= Task description =
Every line holding the string "JSON" should be gathered.

= Data listing =
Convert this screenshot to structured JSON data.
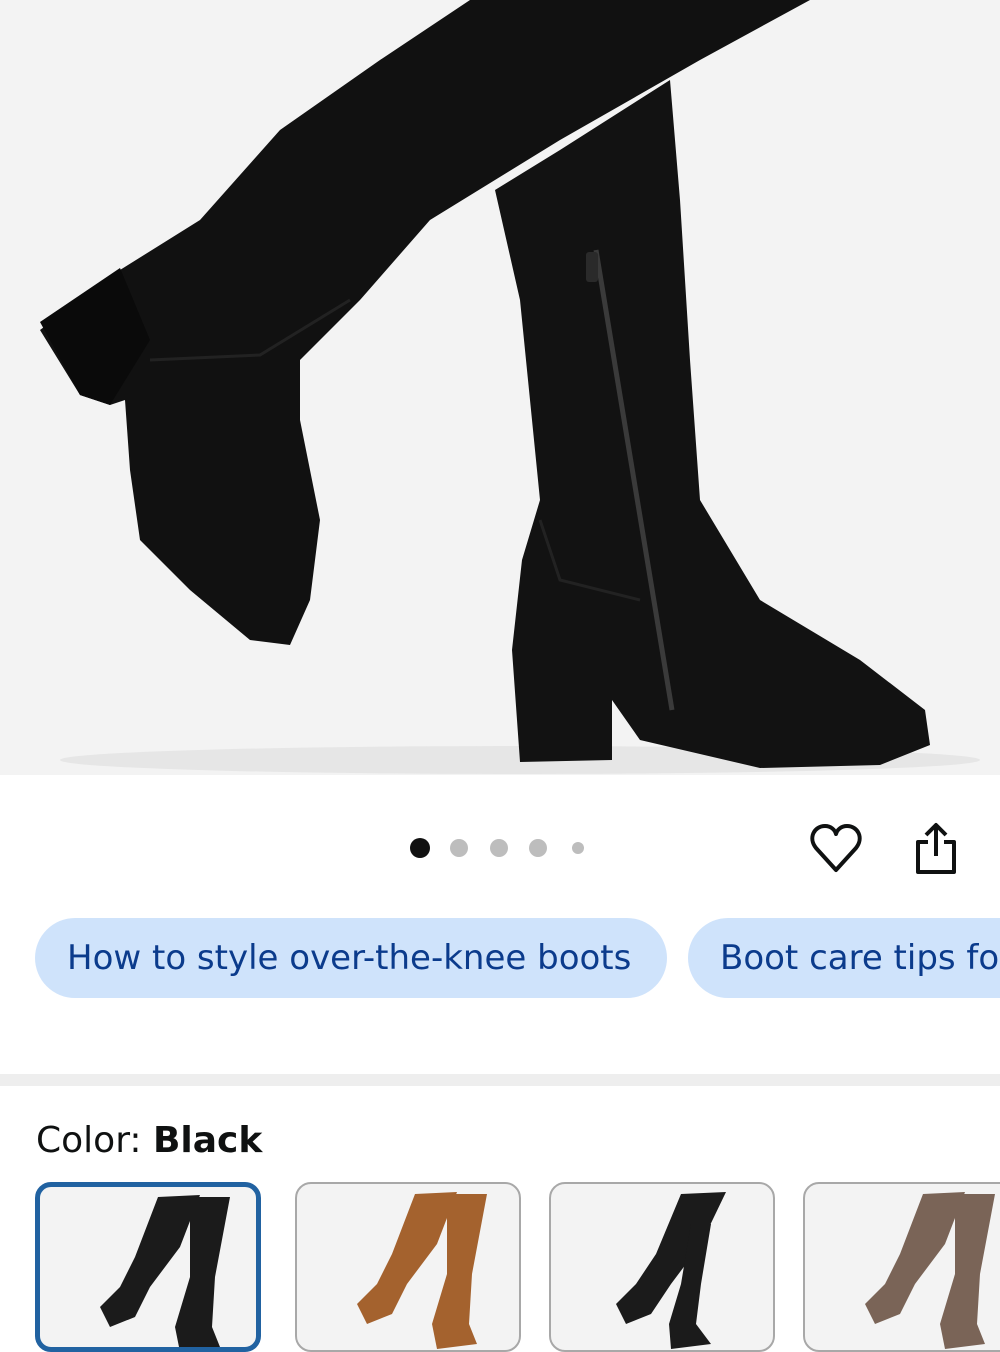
{
  "product_image": {
    "alt": "Black over-the-knee block-heel boots",
    "dots_count": 5,
    "active_dot": 0
  },
  "actions": {
    "wishlist_icon": "heart-icon",
    "share_icon": "share-icon"
  },
  "chips": [
    {
      "label": "How to style over-the-knee boots"
    },
    {
      "label": "Boot care tips for"
    }
  ],
  "color": {
    "label": "Color: ",
    "value": "Black",
    "swatches": [
      {
        "name": "Black",
        "hex": "#1b1b1b",
        "selected": true
      },
      {
        "name": "Brown",
        "hex": "#a4622e",
        "selected": false
      },
      {
        "name": "Black",
        "hex": "#1b1b1b",
        "selected": false
      },
      {
        "name": "Taupe",
        "hex": "#7a6457",
        "selected": false
      }
    ]
  },
  "colors": {
    "chip_bg": "#cfe3fb",
    "chip_text": "#0b3b8c",
    "selected_border": "#2162a1"
  }
}
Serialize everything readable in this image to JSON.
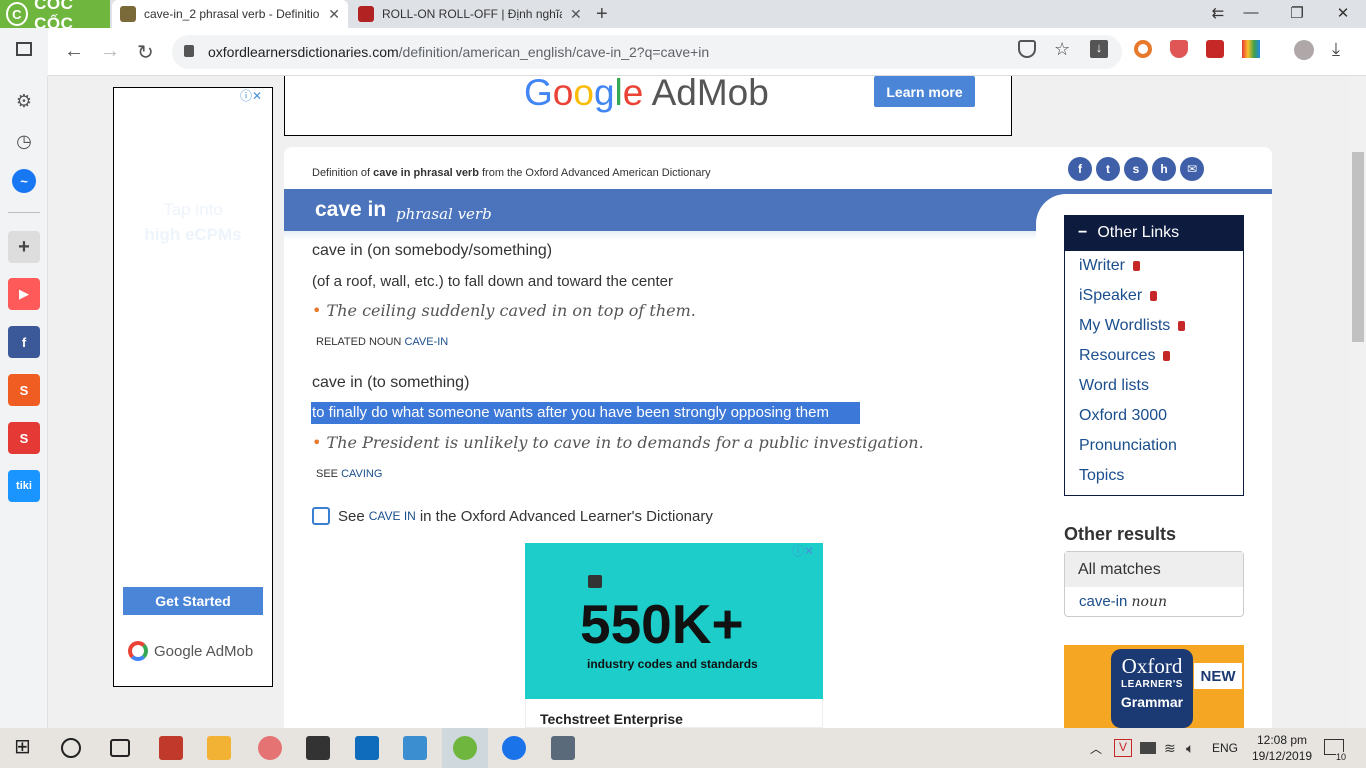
{
  "browser": {
    "brand": "CỐC CỐC",
    "tabs": [
      {
        "title": "cave-in_2 phrasal verb - Definition",
        "active": true
      },
      {
        "title": "ROLL-ON ROLL-OFF | Định nghĩa t",
        "active": false
      }
    ],
    "url_host": "oxfordlearnersdictionaries.com",
    "url_path": "/definition/american_english/cave-in_2?q=cave+in"
  },
  "ads": {
    "top_brand_parts": [
      "G",
      "o",
      "o",
      "g",
      "l",
      "e"
    ],
    "top_brand_suffix": " AdMob",
    "top_cta": "Learn more",
    "left_text1": "Tap into",
    "left_text2": "high eCPMs",
    "left_cta": "Get Started",
    "left_brand": "Google AdMob",
    "bottom_big": "550K+",
    "bottom_sub": "industry codes and standards",
    "bottom_name": "Techstreet Enterprise"
  },
  "entry": {
    "source_pre": "Definition of ",
    "source_word": "cave in phrasal verb",
    "source_post": " from the Oxford Advanced American Dictionary",
    "headword": "cave in",
    "pos": "phrasal verb",
    "senses": [
      {
        "phrase": "cave in (on somebody/something)",
        "definition": "(of a roof, wall, etc.) to fall down and toward the center",
        "example": "The ceiling suddenly caved in on top of them.",
        "xref_label": "RELATED NOUN",
        "xref_link": "CAVE-IN"
      },
      {
        "phrase": "cave in (to something)",
        "definition": "to finally do what someone wants after you have been strongly opposing them",
        "example": "The President is unlikely to cave in to demands for a public investigation.",
        "xref_label": "SEE",
        "xref_link": "CAVING"
      }
    ],
    "see_pre": "See",
    "see_link": "CAVE IN",
    "see_post": "in the Oxford Advanced Learner's Dictionary"
  },
  "sidebar": {
    "links_title": "Other Links",
    "links": [
      {
        "label": "iWriter",
        "locked": true
      },
      {
        "label": "iSpeaker",
        "locked": true
      },
      {
        "label": "My Wordlists",
        "locked": true
      },
      {
        "label": "Resources",
        "locked": true
      },
      {
        "label": "Word lists",
        "locked": false
      },
      {
        "label": "Oxford 3000",
        "locked": false
      },
      {
        "label": "Pronunciation",
        "locked": false
      },
      {
        "label": "Topics",
        "locked": false
      }
    ],
    "other_results": "Other results",
    "all_matches": "All matches",
    "match_word": "cave-in",
    "match_pos": "noun",
    "grammar_oxford": "Oxford",
    "grammar_learners": "LEARNER'S",
    "grammar_title": "Grammar",
    "grammar_new": "NEW"
  },
  "taskbar": {
    "lang": "ENG",
    "time": "12:08 pm",
    "date": "19/12/2019",
    "notif": "10"
  }
}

= Exercise result =
Convert this screenshot to structured JSON data.
Serialize everything readable in this image to JSON.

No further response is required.